◆ EXERCISE INPUTS ◆

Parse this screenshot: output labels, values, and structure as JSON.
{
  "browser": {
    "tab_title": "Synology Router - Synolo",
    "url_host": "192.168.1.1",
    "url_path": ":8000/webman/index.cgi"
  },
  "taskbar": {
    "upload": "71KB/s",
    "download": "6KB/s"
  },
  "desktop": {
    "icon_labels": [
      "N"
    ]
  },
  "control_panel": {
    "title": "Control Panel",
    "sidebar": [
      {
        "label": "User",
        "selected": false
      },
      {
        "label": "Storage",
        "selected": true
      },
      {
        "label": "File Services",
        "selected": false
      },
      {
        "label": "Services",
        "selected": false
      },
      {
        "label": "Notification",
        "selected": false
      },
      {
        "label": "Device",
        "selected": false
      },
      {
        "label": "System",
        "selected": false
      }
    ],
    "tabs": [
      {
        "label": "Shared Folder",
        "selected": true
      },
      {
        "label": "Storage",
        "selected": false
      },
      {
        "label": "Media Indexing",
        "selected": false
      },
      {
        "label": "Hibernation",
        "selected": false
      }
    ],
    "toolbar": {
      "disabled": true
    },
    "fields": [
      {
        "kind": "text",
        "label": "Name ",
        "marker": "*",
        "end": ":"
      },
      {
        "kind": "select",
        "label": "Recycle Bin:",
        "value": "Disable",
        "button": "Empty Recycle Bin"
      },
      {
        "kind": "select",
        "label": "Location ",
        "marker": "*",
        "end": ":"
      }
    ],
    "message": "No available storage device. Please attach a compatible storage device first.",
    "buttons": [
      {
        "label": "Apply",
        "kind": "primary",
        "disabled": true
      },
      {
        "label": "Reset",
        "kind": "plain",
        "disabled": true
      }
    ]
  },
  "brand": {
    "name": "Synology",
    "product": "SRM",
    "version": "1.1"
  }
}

◆ TASK TO CARRY OUT ◆
Which lines include "kind"? Copy each of them out.

◆ PROBLEM SOLUTION ◆
        "kind": "text",
        "kind": "select",
        "kind": "select",
        "kind": "primary",
        "kind": "plain",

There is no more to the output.